→ Data rows

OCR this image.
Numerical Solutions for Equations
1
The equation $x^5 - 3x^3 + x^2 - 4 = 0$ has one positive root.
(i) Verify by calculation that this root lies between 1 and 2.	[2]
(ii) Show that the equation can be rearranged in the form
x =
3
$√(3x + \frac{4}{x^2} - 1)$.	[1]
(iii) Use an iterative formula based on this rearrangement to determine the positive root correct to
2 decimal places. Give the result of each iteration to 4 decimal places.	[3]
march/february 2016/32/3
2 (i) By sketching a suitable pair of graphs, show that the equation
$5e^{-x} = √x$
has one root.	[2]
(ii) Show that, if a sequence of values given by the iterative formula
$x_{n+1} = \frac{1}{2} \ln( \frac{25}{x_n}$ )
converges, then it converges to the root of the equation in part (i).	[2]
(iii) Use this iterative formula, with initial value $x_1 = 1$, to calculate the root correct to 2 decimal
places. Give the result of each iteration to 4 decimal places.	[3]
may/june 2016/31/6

→ Do this
Find the lines with the string "each" and reproduce them.

→ Answer for this exercise
2 decimal places. Give the result of each iteration to 4 decimal places.	[3]
places. Give the result of each iteration to 4 decimal places.	[3]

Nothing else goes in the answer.